Dataset records:
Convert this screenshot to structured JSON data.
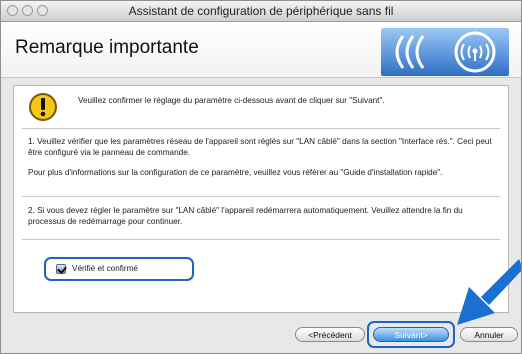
{
  "window": {
    "title": "Assistant de configuration de périphérique sans fil"
  },
  "header": {
    "title": "Remarque importante"
  },
  "content": {
    "warning": "Veuillez confirmer le réglage du paramètre ci-dessous avant de cliquer sur \"Suivant\".",
    "para1": "1. Veuillez vérifier que les paramètres réseau de l'appareil sont réglés sur \"LAN câblé\" dans la section \"Interface rés.\". Ceci peut être configuré via le panneau de commande.",
    "para2": "Pour plus d'informations sur la configuration de ce paramètre, veuillez vous référer au \"Guide d'installation rapide\".",
    "para3": "2. Si vous devez régler le paramètre sur \"LAN câblé\" l'appareil redémarrera automatiquement. Veuillez attendre la fin du processus de redémarrage pour continuer.",
    "checkbox_label": "Vérifié et confirmé",
    "checkbox_checked": true
  },
  "buttons": {
    "previous": "<Précédent",
    "next": "Suivant>",
    "cancel": "Annuler"
  },
  "colors": {
    "accent": "#1b63c8",
    "primary_button": "#3d8fe0",
    "arrow": "#1a6fd1"
  },
  "icons": {
    "warning": "warning-icon",
    "brand_logo": "wireless-logo-icon",
    "pointer": "arrow-icon"
  }
}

## Task requirements
Pictures in the data above should not be copied; transcribe everything else exactly.

## Final result
Convert this screenshot to structured JSON data.
{
  "window": {
    "title": "Assistant de configuration de périphérique sans fil"
  },
  "header": {
    "title": "Remarque importante"
  },
  "content": {
    "warning": "Veuillez confirmer le réglage du paramètre ci-dessous avant de cliquer sur \"Suivant\".",
    "para1": "1. Veuillez vérifier que les paramètres réseau de l'appareil sont réglés sur \"LAN câblé\" dans la section \"Interface rés.\". Ceci peut être configuré via le panneau de commande.",
    "para2": "Pour plus d'informations sur la configuration de ce paramètre, veuillez vous référer au \"Guide d'installation rapide\".",
    "para3": "2. Si vous devez régler le paramètre sur \"LAN câblé\" l'appareil redémarrera automatiquement. Veuillez attendre la fin du processus de redémarrage pour continuer.",
    "checkbox_label": "Vérifié et confirmé",
    "checkbox_checked": true
  },
  "buttons": {
    "previous": "<Précédent",
    "next": "Suivant>",
    "cancel": "Annuler"
  },
  "colors": {
    "accent": "#1b63c8",
    "primary_button": "#3d8fe0",
    "arrow": "#1a6fd1"
  },
  "icons": {
    "warning": "warning-icon",
    "brand_logo": "wireless-logo-icon",
    "pointer": "arrow-icon"
  }
}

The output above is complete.